#### [Rows from a dataset]

________________________________________

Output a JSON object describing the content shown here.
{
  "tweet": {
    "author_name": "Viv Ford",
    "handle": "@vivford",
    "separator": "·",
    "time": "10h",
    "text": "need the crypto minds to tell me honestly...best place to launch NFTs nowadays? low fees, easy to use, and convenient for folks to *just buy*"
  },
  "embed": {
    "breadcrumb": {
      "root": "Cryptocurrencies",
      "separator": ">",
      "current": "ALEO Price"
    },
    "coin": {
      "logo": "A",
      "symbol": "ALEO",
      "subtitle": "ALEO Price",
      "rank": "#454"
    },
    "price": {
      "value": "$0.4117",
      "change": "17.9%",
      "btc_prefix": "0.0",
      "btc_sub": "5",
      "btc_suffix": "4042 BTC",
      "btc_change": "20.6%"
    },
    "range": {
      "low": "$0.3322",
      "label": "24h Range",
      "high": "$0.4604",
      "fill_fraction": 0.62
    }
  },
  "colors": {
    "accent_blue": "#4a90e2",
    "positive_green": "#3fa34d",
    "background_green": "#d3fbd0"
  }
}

________________________________________

#### [WHAT THE TASK REQUIRES]
Give an exact copy of all the data shown above.

#### [SOLUTION TO THIS PROBLEM]
Output a JSON object describing the content shown here.
{
  "tweet": {
    "author_name": "Viv Ford",
    "handle": "@vivford",
    "separator": "·",
    "time": "10h",
    "text": "need the crypto minds to tell me honestly...best place to launch NFTs nowadays? low fees, easy to use, and convenient for folks to *just buy*"
  },
  "embed": {
    "breadcrumb": {
      "root": "Cryptocurrencies",
      "separator": ">",
      "current": "ALEO Price"
    },
    "coin": {
      "logo": "A",
      "symbol": "ALEO",
      "subtitle": "ALEO Price",
      "rank": "#454"
    },
    "price": {
      "value": "$0.4117",
      "change": "17.9%",
      "btc_prefix": "0.0",
      "btc_sub": "5",
      "btc_suffix": "4042 BTC",
      "btc_change": "20.6%"
    },
    "range": {
      "low": "$0.3322",
      "label": "24h Range",
      "high": "$0.4604",
      "fill_fraction": 0.62
    }
  },
  "colors": {
    "accent_blue": "#4a90e2",
    "positive_green": "#3fa34d",
    "background_green": "#d3fbd0"
  }
}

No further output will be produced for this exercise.